_What the exercise asks:_
Update the lines from the line with "calendar-cell-3-4: 24 Sunrise: 6:14" up to and including the line with "114, 766, 164]" by replacing "day-number" with "date-number" and leaving everything else unchanged.
━━ Exercise inputs
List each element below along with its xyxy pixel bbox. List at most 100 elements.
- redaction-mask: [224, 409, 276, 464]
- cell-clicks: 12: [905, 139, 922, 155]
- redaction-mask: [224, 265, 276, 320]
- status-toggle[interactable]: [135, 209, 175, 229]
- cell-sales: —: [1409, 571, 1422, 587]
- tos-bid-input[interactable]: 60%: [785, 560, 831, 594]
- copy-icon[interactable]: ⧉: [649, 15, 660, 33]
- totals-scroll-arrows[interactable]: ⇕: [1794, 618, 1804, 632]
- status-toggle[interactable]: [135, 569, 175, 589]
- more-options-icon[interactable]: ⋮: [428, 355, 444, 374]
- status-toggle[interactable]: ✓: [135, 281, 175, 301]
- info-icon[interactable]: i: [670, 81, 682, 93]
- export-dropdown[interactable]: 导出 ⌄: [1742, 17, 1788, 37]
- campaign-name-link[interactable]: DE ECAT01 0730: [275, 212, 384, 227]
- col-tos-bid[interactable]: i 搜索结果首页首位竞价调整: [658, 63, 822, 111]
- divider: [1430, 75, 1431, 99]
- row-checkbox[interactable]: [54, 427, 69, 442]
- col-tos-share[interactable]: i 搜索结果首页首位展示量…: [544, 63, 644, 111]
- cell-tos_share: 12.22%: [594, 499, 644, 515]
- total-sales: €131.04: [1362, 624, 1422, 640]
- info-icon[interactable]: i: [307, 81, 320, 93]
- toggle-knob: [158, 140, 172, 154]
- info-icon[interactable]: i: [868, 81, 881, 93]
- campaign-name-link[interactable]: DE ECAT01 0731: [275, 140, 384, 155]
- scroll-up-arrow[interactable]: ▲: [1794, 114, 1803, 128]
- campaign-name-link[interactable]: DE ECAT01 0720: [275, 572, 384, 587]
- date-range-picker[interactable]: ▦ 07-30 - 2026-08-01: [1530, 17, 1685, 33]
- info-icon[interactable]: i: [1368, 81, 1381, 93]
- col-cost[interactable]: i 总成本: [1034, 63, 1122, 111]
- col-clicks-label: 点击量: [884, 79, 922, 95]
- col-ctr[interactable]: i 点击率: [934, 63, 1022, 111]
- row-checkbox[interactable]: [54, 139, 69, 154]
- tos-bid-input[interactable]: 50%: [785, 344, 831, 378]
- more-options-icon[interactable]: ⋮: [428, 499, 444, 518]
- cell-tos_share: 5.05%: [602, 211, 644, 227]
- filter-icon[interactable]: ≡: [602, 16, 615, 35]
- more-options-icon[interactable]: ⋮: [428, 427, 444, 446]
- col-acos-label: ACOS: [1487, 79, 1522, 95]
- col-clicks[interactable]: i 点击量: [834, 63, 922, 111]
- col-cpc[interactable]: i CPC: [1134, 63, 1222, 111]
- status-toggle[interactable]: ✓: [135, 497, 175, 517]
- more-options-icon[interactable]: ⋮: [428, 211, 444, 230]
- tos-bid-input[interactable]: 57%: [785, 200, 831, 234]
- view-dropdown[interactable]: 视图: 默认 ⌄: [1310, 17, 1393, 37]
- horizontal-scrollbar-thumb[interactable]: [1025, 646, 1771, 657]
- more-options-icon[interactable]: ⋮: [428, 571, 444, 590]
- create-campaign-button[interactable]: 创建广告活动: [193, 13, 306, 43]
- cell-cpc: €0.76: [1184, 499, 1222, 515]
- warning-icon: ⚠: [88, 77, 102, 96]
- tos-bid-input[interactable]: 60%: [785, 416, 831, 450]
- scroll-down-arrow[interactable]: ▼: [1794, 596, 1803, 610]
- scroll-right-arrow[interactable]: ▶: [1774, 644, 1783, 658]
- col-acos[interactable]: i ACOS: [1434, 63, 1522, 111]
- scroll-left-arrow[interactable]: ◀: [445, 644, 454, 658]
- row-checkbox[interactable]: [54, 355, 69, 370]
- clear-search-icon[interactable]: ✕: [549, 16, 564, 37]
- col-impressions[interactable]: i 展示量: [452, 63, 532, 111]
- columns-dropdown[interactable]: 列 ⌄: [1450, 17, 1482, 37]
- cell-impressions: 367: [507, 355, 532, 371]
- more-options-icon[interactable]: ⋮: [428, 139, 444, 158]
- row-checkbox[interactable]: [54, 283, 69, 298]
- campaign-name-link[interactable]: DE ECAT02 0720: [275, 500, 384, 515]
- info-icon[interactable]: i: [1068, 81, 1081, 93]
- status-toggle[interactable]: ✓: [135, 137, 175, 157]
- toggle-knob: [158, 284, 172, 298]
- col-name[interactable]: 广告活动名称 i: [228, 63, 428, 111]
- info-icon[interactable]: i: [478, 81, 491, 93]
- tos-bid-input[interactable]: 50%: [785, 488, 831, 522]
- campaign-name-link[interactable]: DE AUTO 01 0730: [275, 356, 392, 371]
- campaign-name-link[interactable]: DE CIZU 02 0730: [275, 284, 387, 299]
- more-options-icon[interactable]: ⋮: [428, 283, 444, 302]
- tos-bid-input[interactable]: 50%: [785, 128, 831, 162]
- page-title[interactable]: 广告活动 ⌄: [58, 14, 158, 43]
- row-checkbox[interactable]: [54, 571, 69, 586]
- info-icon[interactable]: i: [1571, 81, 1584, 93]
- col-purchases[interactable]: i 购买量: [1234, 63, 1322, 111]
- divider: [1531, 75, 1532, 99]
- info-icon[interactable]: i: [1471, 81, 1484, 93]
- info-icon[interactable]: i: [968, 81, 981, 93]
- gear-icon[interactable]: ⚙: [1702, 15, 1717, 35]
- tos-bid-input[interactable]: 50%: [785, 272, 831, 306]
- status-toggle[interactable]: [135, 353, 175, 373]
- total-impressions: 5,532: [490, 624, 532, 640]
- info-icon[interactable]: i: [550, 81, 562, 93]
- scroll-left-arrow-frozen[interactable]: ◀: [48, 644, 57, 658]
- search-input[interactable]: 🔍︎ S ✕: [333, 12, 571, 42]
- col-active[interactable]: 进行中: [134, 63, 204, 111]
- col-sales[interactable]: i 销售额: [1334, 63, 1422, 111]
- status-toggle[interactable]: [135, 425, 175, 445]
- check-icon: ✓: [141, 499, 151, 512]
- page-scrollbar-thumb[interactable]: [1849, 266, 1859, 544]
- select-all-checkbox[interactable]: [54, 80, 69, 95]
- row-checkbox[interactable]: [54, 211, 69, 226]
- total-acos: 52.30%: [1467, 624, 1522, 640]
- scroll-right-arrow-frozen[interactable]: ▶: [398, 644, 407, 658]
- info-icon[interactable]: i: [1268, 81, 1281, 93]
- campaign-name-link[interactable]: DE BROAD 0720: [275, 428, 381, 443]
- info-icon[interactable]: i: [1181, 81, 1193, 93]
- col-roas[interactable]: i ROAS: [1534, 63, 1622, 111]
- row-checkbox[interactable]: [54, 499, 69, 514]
━━━━
━━ Exercise inputs
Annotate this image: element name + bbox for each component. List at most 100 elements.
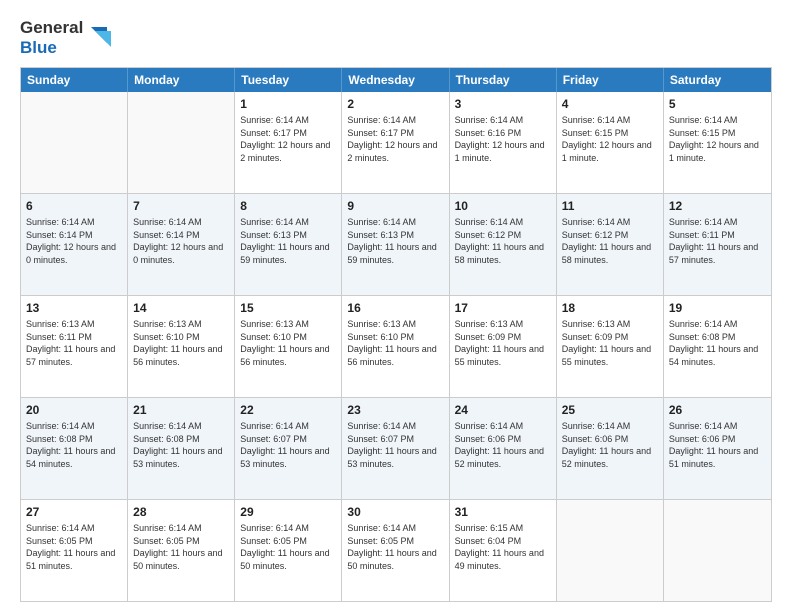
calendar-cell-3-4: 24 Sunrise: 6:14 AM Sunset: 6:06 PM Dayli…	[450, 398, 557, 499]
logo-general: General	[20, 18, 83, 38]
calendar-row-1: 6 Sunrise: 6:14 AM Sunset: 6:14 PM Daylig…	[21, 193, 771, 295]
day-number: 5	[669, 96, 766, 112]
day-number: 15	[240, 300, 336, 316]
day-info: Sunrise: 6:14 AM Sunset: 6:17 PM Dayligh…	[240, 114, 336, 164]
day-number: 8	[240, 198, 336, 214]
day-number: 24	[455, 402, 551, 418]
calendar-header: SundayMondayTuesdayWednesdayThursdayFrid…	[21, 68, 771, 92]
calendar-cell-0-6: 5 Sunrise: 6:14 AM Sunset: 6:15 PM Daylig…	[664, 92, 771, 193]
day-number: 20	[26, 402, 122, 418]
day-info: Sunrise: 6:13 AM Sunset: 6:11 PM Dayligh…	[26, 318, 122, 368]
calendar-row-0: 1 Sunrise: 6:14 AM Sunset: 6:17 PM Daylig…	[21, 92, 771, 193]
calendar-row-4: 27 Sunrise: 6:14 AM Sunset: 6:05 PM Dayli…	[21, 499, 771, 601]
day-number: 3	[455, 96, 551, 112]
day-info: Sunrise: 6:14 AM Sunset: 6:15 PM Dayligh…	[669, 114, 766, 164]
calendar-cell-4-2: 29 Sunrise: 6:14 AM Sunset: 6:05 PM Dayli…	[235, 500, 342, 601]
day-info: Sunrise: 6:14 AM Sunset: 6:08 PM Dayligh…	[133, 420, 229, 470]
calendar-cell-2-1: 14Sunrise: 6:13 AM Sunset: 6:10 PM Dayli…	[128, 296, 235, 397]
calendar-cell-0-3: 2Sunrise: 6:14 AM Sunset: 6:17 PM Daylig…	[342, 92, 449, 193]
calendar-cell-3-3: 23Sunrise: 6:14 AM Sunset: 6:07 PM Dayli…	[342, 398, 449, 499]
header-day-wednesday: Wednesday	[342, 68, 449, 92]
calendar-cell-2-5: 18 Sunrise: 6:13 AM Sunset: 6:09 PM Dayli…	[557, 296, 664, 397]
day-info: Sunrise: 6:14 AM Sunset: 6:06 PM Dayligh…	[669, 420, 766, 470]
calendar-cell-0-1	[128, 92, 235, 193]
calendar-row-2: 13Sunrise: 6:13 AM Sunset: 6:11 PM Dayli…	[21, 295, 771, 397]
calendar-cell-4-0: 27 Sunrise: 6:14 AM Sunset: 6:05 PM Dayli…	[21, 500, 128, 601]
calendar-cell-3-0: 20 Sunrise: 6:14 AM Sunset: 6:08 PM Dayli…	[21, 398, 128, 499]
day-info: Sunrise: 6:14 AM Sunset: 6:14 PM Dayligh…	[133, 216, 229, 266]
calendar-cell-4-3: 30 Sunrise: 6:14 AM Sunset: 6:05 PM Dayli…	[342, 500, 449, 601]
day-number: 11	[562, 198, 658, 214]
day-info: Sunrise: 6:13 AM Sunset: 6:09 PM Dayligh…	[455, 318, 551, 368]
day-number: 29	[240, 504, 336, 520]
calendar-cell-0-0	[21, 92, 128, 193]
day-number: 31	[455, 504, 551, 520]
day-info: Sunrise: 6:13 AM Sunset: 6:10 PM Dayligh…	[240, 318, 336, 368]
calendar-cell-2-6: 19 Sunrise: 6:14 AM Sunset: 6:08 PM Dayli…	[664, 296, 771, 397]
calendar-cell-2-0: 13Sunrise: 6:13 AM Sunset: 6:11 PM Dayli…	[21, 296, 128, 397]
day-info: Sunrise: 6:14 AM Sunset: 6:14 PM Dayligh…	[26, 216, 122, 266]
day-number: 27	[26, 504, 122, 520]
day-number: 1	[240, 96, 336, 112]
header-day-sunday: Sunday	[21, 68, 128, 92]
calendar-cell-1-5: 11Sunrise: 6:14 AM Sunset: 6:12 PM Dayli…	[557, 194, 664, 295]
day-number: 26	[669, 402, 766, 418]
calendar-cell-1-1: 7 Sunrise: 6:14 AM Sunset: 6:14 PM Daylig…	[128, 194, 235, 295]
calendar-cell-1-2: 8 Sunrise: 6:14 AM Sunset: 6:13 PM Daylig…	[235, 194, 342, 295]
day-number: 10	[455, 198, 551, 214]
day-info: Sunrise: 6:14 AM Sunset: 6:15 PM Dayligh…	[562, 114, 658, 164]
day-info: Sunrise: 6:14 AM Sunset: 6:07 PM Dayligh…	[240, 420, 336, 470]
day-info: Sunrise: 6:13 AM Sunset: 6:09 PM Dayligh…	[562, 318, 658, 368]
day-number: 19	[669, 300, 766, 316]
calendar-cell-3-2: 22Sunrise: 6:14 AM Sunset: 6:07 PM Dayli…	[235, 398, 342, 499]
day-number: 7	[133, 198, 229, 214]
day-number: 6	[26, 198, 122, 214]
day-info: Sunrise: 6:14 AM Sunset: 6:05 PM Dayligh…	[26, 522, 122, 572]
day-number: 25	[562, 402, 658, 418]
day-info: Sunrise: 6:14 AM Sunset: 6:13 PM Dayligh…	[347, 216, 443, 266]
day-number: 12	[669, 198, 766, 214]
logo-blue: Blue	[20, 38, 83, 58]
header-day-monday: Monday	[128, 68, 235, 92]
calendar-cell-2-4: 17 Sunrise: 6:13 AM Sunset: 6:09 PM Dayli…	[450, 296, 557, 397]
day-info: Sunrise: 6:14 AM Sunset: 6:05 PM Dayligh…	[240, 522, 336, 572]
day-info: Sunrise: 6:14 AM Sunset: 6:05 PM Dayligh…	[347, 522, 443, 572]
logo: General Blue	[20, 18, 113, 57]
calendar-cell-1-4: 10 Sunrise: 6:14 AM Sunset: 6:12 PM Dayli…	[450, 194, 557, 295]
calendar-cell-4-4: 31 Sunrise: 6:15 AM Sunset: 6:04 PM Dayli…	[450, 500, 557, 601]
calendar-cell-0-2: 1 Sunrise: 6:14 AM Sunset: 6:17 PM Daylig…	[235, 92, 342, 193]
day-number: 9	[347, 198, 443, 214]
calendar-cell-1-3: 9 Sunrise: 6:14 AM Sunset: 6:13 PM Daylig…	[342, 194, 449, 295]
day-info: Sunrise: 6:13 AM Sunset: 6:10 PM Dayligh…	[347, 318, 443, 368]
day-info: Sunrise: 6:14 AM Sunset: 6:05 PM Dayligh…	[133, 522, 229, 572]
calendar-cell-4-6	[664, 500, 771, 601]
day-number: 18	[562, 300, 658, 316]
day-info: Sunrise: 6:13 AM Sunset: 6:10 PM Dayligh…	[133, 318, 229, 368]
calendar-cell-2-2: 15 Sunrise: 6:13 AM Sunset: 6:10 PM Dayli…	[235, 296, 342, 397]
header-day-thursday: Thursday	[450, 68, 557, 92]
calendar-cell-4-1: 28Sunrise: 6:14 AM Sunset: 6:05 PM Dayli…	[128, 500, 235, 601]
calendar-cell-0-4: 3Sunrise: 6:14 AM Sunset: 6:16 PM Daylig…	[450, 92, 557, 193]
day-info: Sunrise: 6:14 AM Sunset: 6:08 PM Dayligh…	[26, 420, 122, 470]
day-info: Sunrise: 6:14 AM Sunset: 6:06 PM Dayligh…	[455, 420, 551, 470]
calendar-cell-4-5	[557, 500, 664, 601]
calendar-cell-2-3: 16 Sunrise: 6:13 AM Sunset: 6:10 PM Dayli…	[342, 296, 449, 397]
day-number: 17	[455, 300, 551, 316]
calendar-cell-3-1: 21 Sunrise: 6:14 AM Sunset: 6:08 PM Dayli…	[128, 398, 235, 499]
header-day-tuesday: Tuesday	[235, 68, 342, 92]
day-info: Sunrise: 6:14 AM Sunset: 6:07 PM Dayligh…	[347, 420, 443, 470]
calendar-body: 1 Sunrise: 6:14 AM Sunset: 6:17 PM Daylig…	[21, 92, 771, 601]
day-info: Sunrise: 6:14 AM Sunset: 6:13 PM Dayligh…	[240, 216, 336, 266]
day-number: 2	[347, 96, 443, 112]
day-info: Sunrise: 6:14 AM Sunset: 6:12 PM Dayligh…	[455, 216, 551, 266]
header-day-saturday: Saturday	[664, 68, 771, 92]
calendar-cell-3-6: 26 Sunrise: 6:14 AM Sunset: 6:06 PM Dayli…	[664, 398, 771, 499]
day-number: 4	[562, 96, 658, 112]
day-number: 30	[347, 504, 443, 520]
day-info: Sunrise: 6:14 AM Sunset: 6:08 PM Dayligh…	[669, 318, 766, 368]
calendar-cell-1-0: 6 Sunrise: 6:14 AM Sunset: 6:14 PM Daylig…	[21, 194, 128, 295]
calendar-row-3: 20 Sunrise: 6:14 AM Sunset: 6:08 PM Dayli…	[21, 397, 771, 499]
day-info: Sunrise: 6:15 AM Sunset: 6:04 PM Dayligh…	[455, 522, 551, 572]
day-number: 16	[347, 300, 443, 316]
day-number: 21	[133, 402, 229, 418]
━━━━
_Result for this exercise:_
calendar-cell-3-4: 24 Sunrise: 6:14 AM Sunset: 6:06 PM Dayli…	[450, 398, 557, 499]
logo-general: General	[20, 18, 83, 38]
calendar-row-1: 6 Sunrise: 6:14 AM Sunset: 6:14 PM Daylig…	[21, 193, 771, 295]
date-number: 5	[669, 96, 766, 112]
date-number: 15	[240, 300, 336, 316]
day-info: Sunrise: 6:14 AM Sunset: 6:17 PM Dayligh…	[240, 114, 336, 164]
date-number: 8	[240, 198, 336, 214]
date-number: 24	[455, 402, 551, 418]
calendar-header: SundayMondayTuesdayWednesdayThursdayFrid…	[21, 68, 771, 92]
calendar-cell-0-6: 5 Sunrise: 6:14 AM Sunset: 6:15 PM Daylig…	[664, 92, 771, 193]
date-number: 20	[26, 402, 122, 418]
day-info: Sunrise: 6:13 AM Sunset: 6:11 PM Dayligh…	[26, 318, 122, 368]
calendar-row-0: 1 Sunrise: 6:14 AM Sunset: 6:17 PM Daylig…	[21, 92, 771, 193]
calendar-row-4: 27 Sunrise: 6:14 AM Sunset: 6:05 PM Dayli…	[21, 499, 771, 601]
date-number: 3	[455, 96, 551, 112]
day-info: Sunrise: 6:14 AM Sunset: 6:15 PM Dayligh…	[669, 114, 766, 164]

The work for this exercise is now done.